(SHORT TASK):
Lines that hold the word "name" should be located and copied.

==========

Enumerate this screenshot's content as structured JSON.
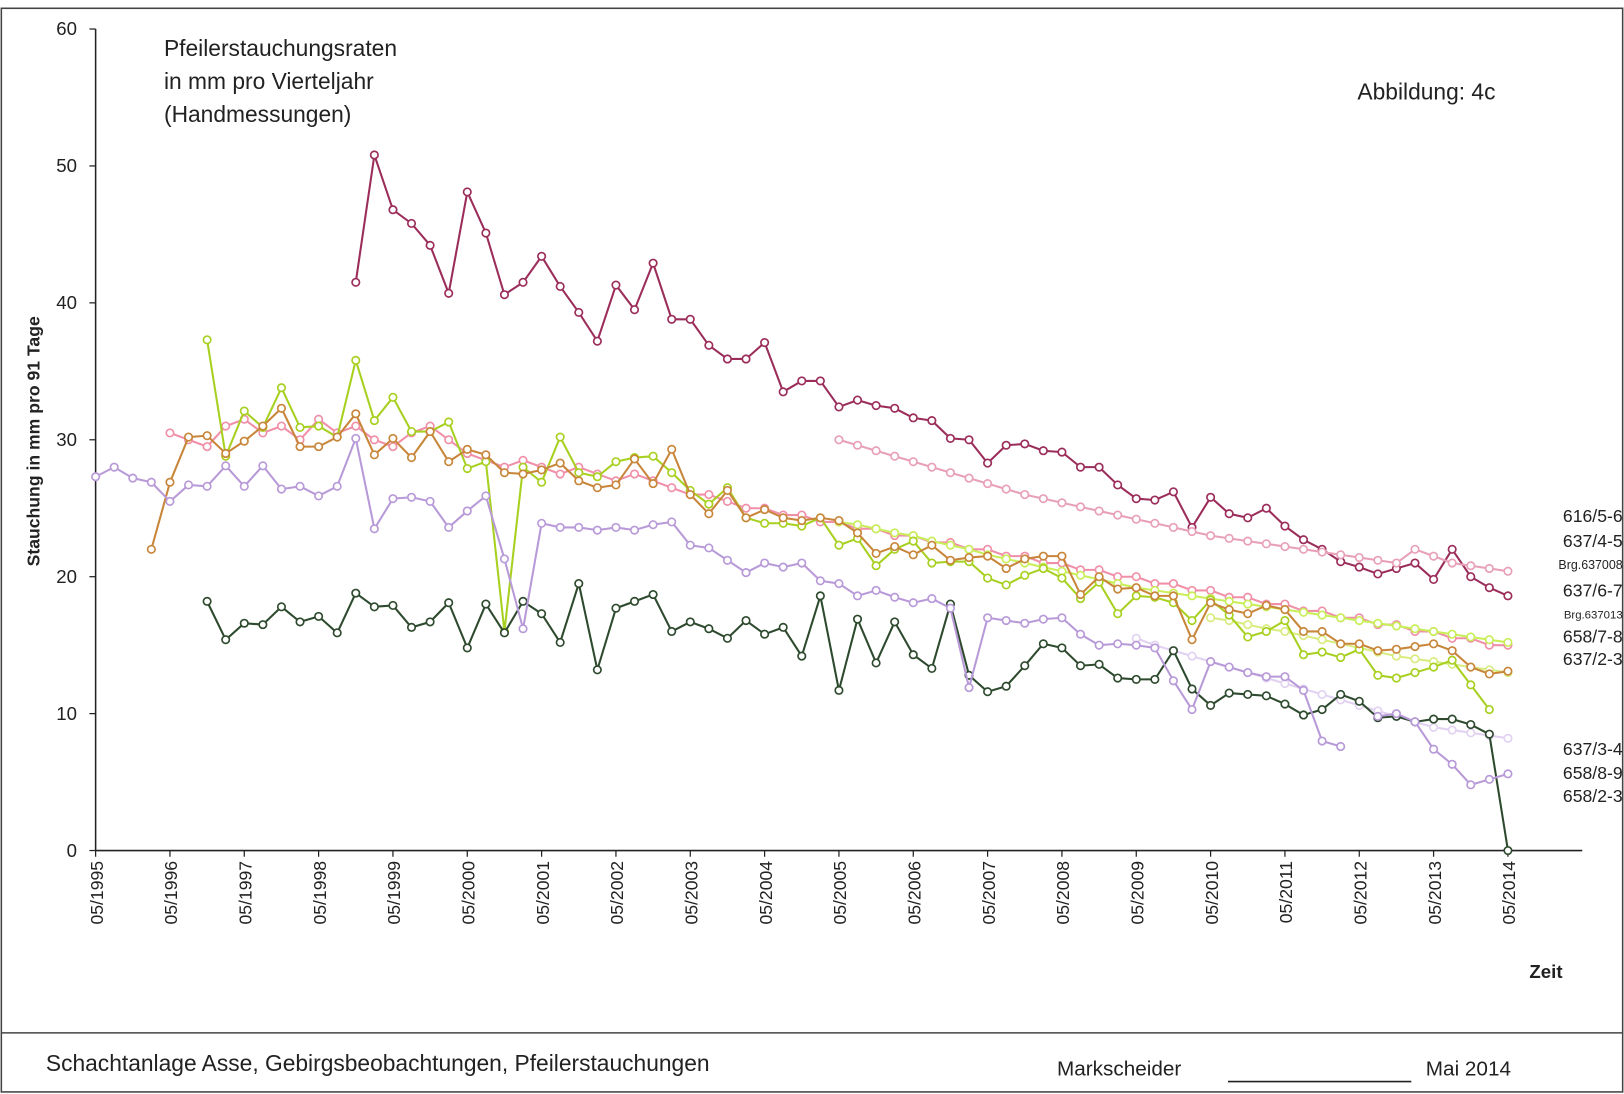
{
  "chart_data": {
    "type": "line",
    "title": [
      "Pfeilerstauchungsraten",
      "in mm pro Vierteljahr",
      "(Handmessungen)"
    ],
    "annotation": "Abbildung:  4c",
    "y_label": "Stauchung in mm pro 91 Tage",
    "x_label": "Zeit",
    "footer": {
      "left": "Schachtanlage Asse, Gebirgsbeobachtungen, Pfeilerstauchungen",
      "signature": "Markscheider",
      "date": "Mai 2014"
    },
    "x": [
      "05/1995",
      "08/1995",
      "11/1995",
      "02/1996",
      "05/1996",
      "08/1996",
      "11/1996",
      "02/1997",
      "05/1997",
      "08/1997",
      "11/1997",
      "02/1998",
      "05/1998",
      "08/1998",
      "11/1998",
      "02/1999",
      "05/1999",
      "08/1999",
      "11/1999",
      "02/2000",
      "05/2000",
      "08/2000",
      "11/2000",
      "02/2001",
      "05/2001",
      "08/2001",
      "11/2001",
      "02/2002",
      "05/2002",
      "08/2002",
      "11/2002",
      "02/2003",
      "05/2003",
      "08/2003",
      "11/2003",
      "02/2004",
      "05/2004",
      "08/2004",
      "11/2004",
      "02/2005",
      "05/2005",
      "08/2005",
      "11/2005",
      "02/2006",
      "05/2006",
      "08/2006",
      "11/2006",
      "02/2007",
      "05/2007",
      "08/2007",
      "11/2007",
      "02/2008",
      "05/2008",
      "08/2008",
      "11/2008",
      "02/2009",
      "05/2009",
      "08/2009",
      "11/2009",
      "02/2010",
      "05/2010",
      "08/2010",
      "11/2010",
      "02/2011",
      "05/2011",
      "08/2011",
      "11/2011",
      "02/2012",
      "05/2012",
      "08/2012",
      "11/2012",
      "02/2013",
      "05/2013",
      "08/2013",
      "11/2013",
      "02/2014",
      "05/2014"
    ],
    "xlim": [
      "05/1995",
      "05/2015"
    ],
    "xticks": [
      "05/1995",
      "05/1996",
      "05/1997",
      "05/1998",
      "05/1999",
      "05/2000",
      "05/2001",
      "05/2002",
      "05/2003",
      "05/2004",
      "05/2005",
      "05/2006",
      "05/2007",
      "05/2008",
      "05/2009",
      "05/2010",
      "05/2011",
      "05/2012",
      "05/2013",
      "05/2014"
    ],
    "ylim": [
      0,
      60
    ],
    "yticks": [
      0,
      10,
      20,
      30,
      40,
      50,
      60
    ],
    "grid": false,
    "markers": true,
    "series": [
      {
        "name": "616/5-6",
        "color": "#9b2d5a",
        "values": [
          null,
          null,
          null,
          null,
          null,
          null,
          null,
          null,
          null,
          null,
          null,
          null,
          null,
          null,
          41.5,
          50.8,
          46.8,
          45.8,
          44.2,
          40.7,
          48.1,
          45.1,
          40.6,
          41.5,
          43.4,
          41.2,
          39.3,
          37.2,
          41.3,
          39.5,
          42.9,
          38.8,
          38.8,
          36.9,
          35.9,
          35.9,
          37.1,
          33.5,
          34.3,
          34.3,
          32.4,
          32.9,
          32.5,
          32.3,
          31.6,
          31.4,
          30.1,
          30.0,
          28.3,
          29.6,
          29.7,
          29.2,
          29.1,
          28.0,
          28.0,
          26.7,
          25.7,
          25.6,
          26.2,
          23.6,
          25.8,
          24.6,
          24.3,
          25.0,
          23.7,
          22.7,
          22.0,
          21.1,
          20.7,
          20.2,
          20.6,
          21.0,
          19.8,
          22.0,
          20.0,
          19.2,
          18.6
        ]
      },
      {
        "name": "637/4-5",
        "color": "#f090a8",
        "values": [
          null,
          null,
          null,
          null,
          30.5,
          30.0,
          29.5,
          31.0,
          31.5,
          30.5,
          31.0,
          30.0,
          31.5,
          30.5,
          31.0,
          30.0,
          29.5,
          30.5,
          31.0,
          30.0,
          29.0,
          28.5,
          28.0,
          28.5,
          28.0,
          27.5,
          28.0,
          27.5,
          27.0,
          27.5,
          27.0,
          26.5,
          26.0,
          26.0,
          25.5,
          25.0,
          25.0,
          24.5,
          24.5,
          24.0,
          24.0,
          23.5,
          23.5,
          23.0,
          23.0,
          22.5,
          22.5,
          22.0,
          22.0,
          21.5,
          21.5,
          21.0,
          21.0,
          20.5,
          20.5,
          20.0,
          20.0,
          19.5,
          19.5,
          19.0,
          19.0,
          18.5,
          18.5,
          18.0,
          18.0,
          17.5,
          17.5,
          17.0,
          17.0,
          16.5,
          16.5,
          16.0,
          16.0,
          15.5,
          15.5,
          15.0,
          15.0
        ]
      },
      {
        "name": "Brg.637008",
        "color": "#e8a0b8",
        "values": [
          null,
          null,
          null,
          null,
          null,
          null,
          null,
          null,
          null,
          null,
          null,
          null,
          null,
          null,
          null,
          null,
          null,
          null,
          null,
          null,
          null,
          null,
          null,
          null,
          null,
          null,
          null,
          null,
          null,
          null,
          null,
          null,
          null,
          null,
          null,
          null,
          null,
          null,
          null,
          null,
          30.0,
          29.6,
          29.2,
          28.8,
          28.4,
          28.0,
          27.6,
          27.2,
          26.8,
          26.4,
          26.0,
          25.7,
          25.4,
          25.1,
          24.8,
          24.5,
          24.2,
          23.9,
          23.6,
          23.3,
          23.0,
          22.8,
          22.6,
          22.4,
          22.2,
          22.0,
          21.8,
          21.6,
          21.4,
          21.2,
          21.0,
          22.0,
          21.5,
          21.0,
          20.8,
          20.6,
          20.4
        ]
      },
      {
        "name": "637/6-7",
        "color": "#c8ee58",
        "values": [
          null,
          null,
          null,
          null,
          null,
          null,
          null,
          null,
          null,
          null,
          null,
          null,
          null,
          null,
          null,
          null,
          null,
          null,
          null,
          null,
          null,
          null,
          null,
          null,
          null,
          null,
          null,
          null,
          null,
          null,
          null,
          null,
          null,
          null,
          null,
          null,
          null,
          null,
          null,
          null,
          24.0,
          23.8,
          23.5,
          23.2,
          23.0,
          22.6,
          22.3,
          22.0,
          21.6,
          21.3,
          21.0,
          20.7,
          20.4,
          20.1,
          19.8,
          19.5,
          19.2,
          19.0,
          18.8,
          18.6,
          18.4,
          18.2,
          18.0,
          17.8,
          17.6,
          17.4,
          17.2,
          17.0,
          16.8,
          16.6,
          16.4,
          16.2,
          16.0,
          15.8,
          15.6,
          15.4,
          15.2
        ]
      },
      {
        "name": "Brg.637013",
        "color": "#d8ec80",
        "values": [
          null,
          null,
          null,
          null,
          null,
          null,
          null,
          null,
          null,
          null,
          null,
          null,
          null,
          null,
          null,
          null,
          null,
          null,
          null,
          null,
          null,
          null,
          null,
          null,
          null,
          null,
          null,
          null,
          null,
          null,
          null,
          null,
          null,
          null,
          null,
          null,
          null,
          null,
          null,
          null,
          null,
          null,
          null,
          null,
          null,
          null,
          null,
          null,
          null,
          null,
          null,
          null,
          null,
          null,
          null,
          null,
          null,
          null,
          null,
          null,
          17.0,
          16.8,
          16.5,
          16.2,
          16.0,
          15.7,
          15.4,
          15.1,
          14.8,
          14.5,
          14.2,
          14.0,
          13.8,
          13.6,
          13.4,
          13.2,
          13.0
        ]
      },
      {
        "name": "658/7-8",
        "color": "#a8d020",
        "values": [
          null,
          null,
          null,
          null,
          null,
          null,
          37.3,
          28.8,
          32.1,
          30.9,
          33.8,
          30.9,
          31.0,
          30.2,
          35.8,
          31.4,
          33.1,
          30.6,
          30.6,
          31.3,
          27.9,
          28.4,
          16.0,
          28.0,
          26.9,
          30.2,
          27.6,
          27.3,
          28.4,
          28.7,
          28.8,
          27.6,
          26.3,
          25.3,
          26.5,
          24.3,
          23.9,
          23.9,
          23.7,
          24.3,
          22.3,
          22.8,
          20.8,
          22.0,
          22.6,
          21.0,
          21.1,
          21.1,
          19.9,
          19.4,
          20.1,
          20.6,
          19.9,
          18.4,
          19.6,
          17.3,
          18.6,
          18.5,
          18.1,
          16.8,
          18.3,
          17.2,
          15.6,
          16.0,
          16.8,
          14.3,
          14.5,
          14.1,
          14.7,
          12.8,
          12.6,
          13.0,
          13.4,
          13.9,
          12.1,
          10.3,
          null
        ]
      },
      {
        "name": "637/2-3",
        "color": "#c8863a",
        "values": [
          null,
          null,
          null,
          22.0,
          26.9,
          30.2,
          30.3,
          29.0,
          29.9,
          31.0,
          32.3,
          29.5,
          29.5,
          30.2,
          31.9,
          28.9,
          30.1,
          28.7,
          30.6,
          28.4,
          29.3,
          28.9,
          27.6,
          27.5,
          27.8,
          28.3,
          27.0,
          26.5,
          26.7,
          28.6,
          26.8,
          29.3,
          26.0,
          24.6,
          26.3,
          24.3,
          24.9,
          24.3,
          24.1,
          24.3,
          24.1,
          23.2,
          21.7,
          22.2,
          21.6,
          22.3,
          21.2,
          21.4,
          21.5,
          20.6,
          21.3,
          21.5,
          21.5,
          18.7,
          20.0,
          19.1,
          19.2,
          18.6,
          18.6,
          15.4,
          18.1,
          17.6,
          17.3,
          17.9,
          17.6,
          16.0,
          16.0,
          15.1,
          15.1,
          14.6,
          14.7,
          14.9,
          15.1,
          14.6,
          13.4,
          12.9,
          13.1
        ]
      },
      {
        "name": "637/3-4",
        "color": "#e2d2f2",
        "values": [
          null,
          null,
          null,
          null,
          null,
          null,
          null,
          null,
          null,
          null,
          null,
          null,
          null,
          null,
          null,
          null,
          null,
          null,
          null,
          null,
          null,
          null,
          null,
          null,
          null,
          null,
          null,
          null,
          null,
          null,
          null,
          null,
          null,
          null,
          null,
          null,
          null,
          null,
          null,
          null,
          null,
          null,
          null,
          null,
          null,
          null,
          null,
          null,
          null,
          null,
          null,
          null,
          null,
          null,
          null,
          null,
          15.5,
          15.0,
          14.6,
          14.2,
          13.8,
          13.4,
          13.0,
          12.6,
          12.2,
          11.8,
          11.4,
          11.0,
          10.6,
          10.2,
          9.8,
          9.4,
          9.0,
          8.8,
          8.6,
          8.4,
          8.2
        ]
      },
      {
        "name": "658/8-9",
        "color": "#2e4a2e",
        "values": [
          null,
          null,
          null,
          null,
          null,
          null,
          18.2,
          15.4,
          16.6,
          16.5,
          17.8,
          16.7,
          17.1,
          15.9,
          18.8,
          17.8,
          17.9,
          16.3,
          16.7,
          18.1,
          14.8,
          18.0,
          15.9,
          18.2,
          17.3,
          15.2,
          19.5,
          13.2,
          17.7,
          18.2,
          18.7,
          16.0,
          16.7,
          16.2,
          15.5,
          16.8,
          15.8,
          16.3,
          14.2,
          18.6,
          11.7,
          16.9,
          13.7,
          16.7,
          14.3,
          13.3,
          18.0,
          12.8,
          11.6,
          12.0,
          13.5,
          15.1,
          14.8,
          13.5,
          13.6,
          12.6,
          12.5,
          12.5,
          14.6,
          11.8,
          10.6,
          11.5,
          11.4,
          11.3,
          10.7,
          9.9,
          10.3,
          11.4,
          10.9,
          9.7,
          9.8,
          9.4,
          9.6,
          9.6,
          9.2,
          8.5,
          0
        ]
      },
      {
        "name": "658/2-3",
        "color": "#b89ad8",
        "values": [
          27.3,
          28.0,
          27.2,
          26.9,
          25.5,
          26.7,
          26.6,
          28.1,
          26.6,
          28.1,
          26.4,
          26.6,
          25.9,
          26.6,
          30.1,
          23.5,
          25.7,
          25.8,
          25.5,
          23.6,
          24.8,
          25.9,
          21.3,
          16.2,
          23.9,
          23.6,
          23.6,
          23.4,
          23.6,
          23.4,
          23.8,
          24.0,
          22.3,
          22.1,
          21.2,
          20.3,
          21.0,
          20.7,
          21.0,
          19.7,
          19.5,
          18.6,
          19.0,
          18.5,
          18.1,
          18.4,
          17.7,
          11.9,
          17.0,
          16.8,
          16.6,
          16.9,
          17.0,
          15.8,
          15.0,
          15.1,
          15.0,
          14.8,
          12.4,
          10.3,
          13.8,
          13.4,
          13.0,
          12.7,
          12.7,
          11.7,
          8.0,
          7.6,
          null,
          9.8,
          10.0,
          9.4,
          7.4,
          6.3,
          4.8,
          5.2,
          5.6
        ]
      }
    ]
  }
}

==========

(ANSWER):
        "name": "616/5-6",
        "name": "637/4-5",
        "name": "Brg.637008",
        "name": "637/6-7",
        "name": "Brg.637013",
        "name": "658/7-8",
        "name": "637/2-3",
        "name": "637/3-4",
        "name": "658/8-9",
        "name": "658/2-3",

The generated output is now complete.